**Given instruction**
Find the word "this" in the records below. List each line containing it.
-------- Dataset records
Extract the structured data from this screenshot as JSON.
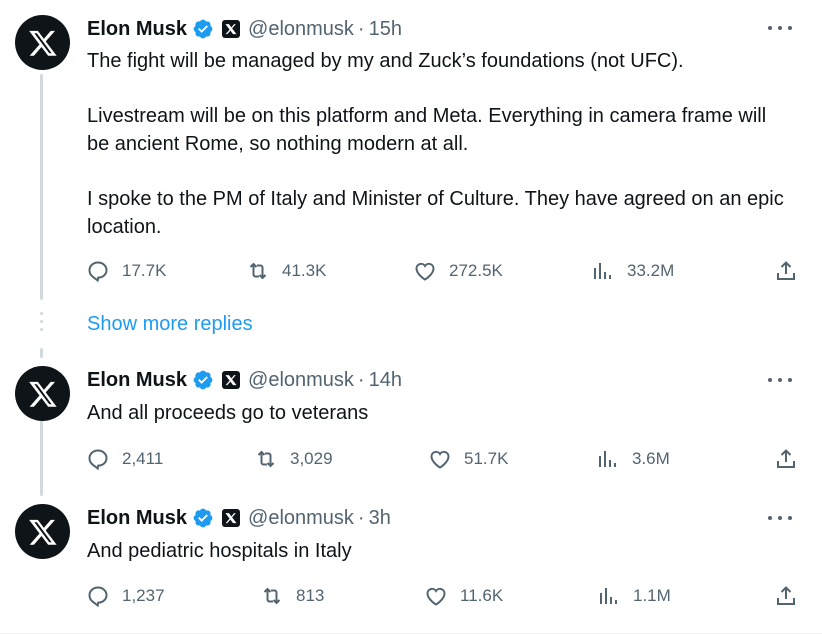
{
  "show_more_replies": "Show more replies",
  "tweets": [
    {
      "name": "Elon Musk",
      "handle": "@elonmusk",
      "separator": "·",
      "time": "15h",
      "text": [
        "The fight will be managed by my and Zuck’s foundations (not UFC).",
        "Livestream will be on this platform and Meta. Everything in camera frame will be ancient Rome, so nothing modern at all.",
        "I spoke to the PM of Italy and Minister of Culture. They have agreed on an epic location."
      ],
      "replies": "17.7K",
      "reposts": "41.3K",
      "likes": "272.5K",
      "views": "33.2M"
    },
    {
      "name": "Elon Musk",
      "handle": "@elonmusk",
      "separator": "·",
      "time": "14h",
      "text": [
        "And all proceeds go to veterans"
      ],
      "replies": "2,411",
      "reposts": "3,029",
      "likes": "51.7K",
      "views": "3.6M"
    },
    {
      "name": "Elon Musk",
      "handle": "@elonmusk",
      "separator": "·",
      "time": "3h",
      "text": [
        "And pediatric hospitals in Italy"
      ],
      "replies": "1,237",
      "reposts": "813",
      "likes": "11.6K",
      "views": "1.1M"
    }
  ],
  "icons": {
    "avatar": "x-logo-icon",
    "verified": "verified-badge-icon",
    "affiliate": "x-affiliate-badge-icon",
    "more": "more-options-icon",
    "reply": "reply-icon",
    "repost": "repost-icon",
    "like": "heart-icon",
    "views": "views-icon",
    "share": "share-icon"
  },
  "colors": {
    "text": "#0f1419",
    "secondary": "#536471",
    "accent": "#1d9bf0",
    "thread_line": "#cfd9de"
  }
}
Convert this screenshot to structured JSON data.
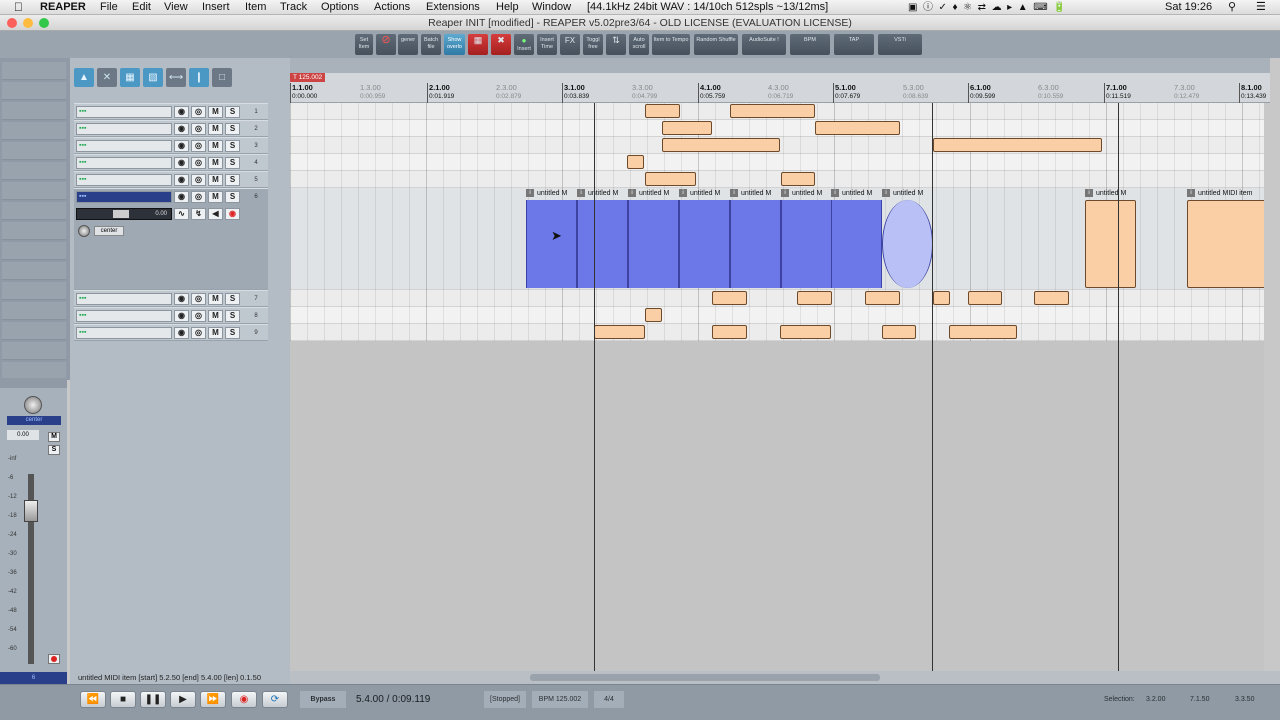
{
  "menubar": {
    "apple": "",
    "app_name": "REAPER",
    "items": [
      "File",
      "Edit",
      "View",
      "Insert",
      "Item",
      "Track",
      "Options",
      "Actions",
      "Extensions",
      "Help",
      "Window"
    ],
    "audio_info": "[44.1kHz 24bit WAV : 14/10ch 512spls ~13/12ms]",
    "clock": "Sat 19:26"
  },
  "window": {
    "title": "Reaper INIT [modified] - REAPER v5.02pre3/64 - OLD LICENSE (EVALUATION LICENSE)"
  },
  "toolbar": {
    "buttons": [
      {
        "label": "Set Item",
        "state": "normal"
      },
      {
        "label": "",
        "state": "red-icon"
      },
      {
        "label": "gener",
        "state": "normal"
      },
      {
        "label": "Batch file",
        "state": "normal"
      },
      {
        "label": "Show overlo",
        "state": "active"
      },
      {
        "label": "",
        "state": "red"
      },
      {
        "label": "",
        "state": "red"
      },
      {
        "label": "Insert",
        "state": "normal"
      },
      {
        "label": "Insert Time",
        "state": "normal"
      },
      {
        "label": "FX",
        "state": "normal"
      },
      {
        "label": "Toggl free",
        "state": "normal"
      },
      {
        "label": "",
        "state": "normal"
      },
      {
        "label": "Auto scroll",
        "state": "normal"
      },
      {
        "label": "Item to Tempo",
        "state": "normal"
      },
      {
        "label": "Random Shuffle",
        "state": "normal"
      },
      {
        "label": "AudioSuite !",
        "state": "normal"
      },
      {
        "label": "BPM",
        "state": "normal"
      },
      {
        "label": "TAP",
        "state": "normal"
      },
      {
        "label": "VSTi",
        "state": "normal"
      }
    ]
  },
  "tracks": [
    {
      "num": "1",
      "selected": false
    },
    {
      "num": "2",
      "selected": false
    },
    {
      "num": "3",
      "selected": false
    },
    {
      "num": "4",
      "selected": false
    },
    {
      "num": "5",
      "selected": false
    },
    {
      "num": "6",
      "selected": true,
      "volume": "0.00",
      "pan": "center"
    },
    {
      "num": "7",
      "selected": false
    },
    {
      "num": "8",
      "selected": false
    },
    {
      "num": "9",
      "selected": false
    }
  ],
  "track_buttons": {
    "mute": "M",
    "solo": "S"
  },
  "ruler": {
    "tempo_marker": "125.002",
    "bars": [
      {
        "bar": "1.1.00",
        "time": "0:00.000"
      },
      {
        "bar": "2.1.00",
        "time": "0:01.919"
      },
      {
        "bar": "3.1.00",
        "time": "0:03.839"
      },
      {
        "bar": "4.1.00",
        "time": "0:05.759"
      },
      {
        "bar": "5.1.00",
        "time": "0:07.679"
      },
      {
        "bar": "6.1.00",
        "time": "0:09.599"
      },
      {
        "bar": "7.1.00",
        "time": "0:11.519"
      },
      {
        "bar": "8.1.00",
        "time": "0:13.439"
      }
    ],
    "beats": [
      {
        "bar": "1.3.00",
        "time": "0:00.959"
      },
      {
        "bar": "2.3.00",
        "time": "0:02.879"
      },
      {
        "bar": "3.3.00",
        "time": "0:04.799"
      },
      {
        "bar": "4.3.00",
        "time": "0:06.719"
      },
      {
        "bar": "5.3.00",
        "time": "0:08.639"
      },
      {
        "bar": "6.3.00",
        "time": "0:10.559"
      },
      {
        "bar": "7.3.00",
        "time": "0:12.479"
      }
    ]
  },
  "midi_items": {
    "label": "untitled M",
    "last_label": "untitled MIDI item"
  },
  "mixer": {
    "volume": "0.00",
    "pan": "center",
    "mute": "M",
    "solo": "S",
    "scale": [
      "-inf",
      "-6",
      "-12",
      "-18",
      "-24",
      "-30",
      "-36",
      "-42",
      "-48",
      "-54",
      "-60"
    ],
    "track_num": "6"
  },
  "status": {
    "item_info": "untitled MIDI item [start] 5.2.50 [end] 5.4.00 [len] 0.1.50"
  },
  "transport": {
    "bypass": "Bypass",
    "position": "5.4.00 / 0:09.119",
    "state": "[Stopped]",
    "bpm": "BPM 125.002",
    "timesig": "4/4",
    "selection_label": "Selection:",
    "sel_start": "3.2.00",
    "sel_end": "7.1.50",
    "sel_len": "3.3.50"
  }
}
----------------
**Complete answer**
Extract the structured data from this screenshot as JSON.
        "Livestream will be on this platform and Meta. Everything in camera frame will be ancient Rome, so nothing modern at all.",
Convert this screenshot to structured JSON data.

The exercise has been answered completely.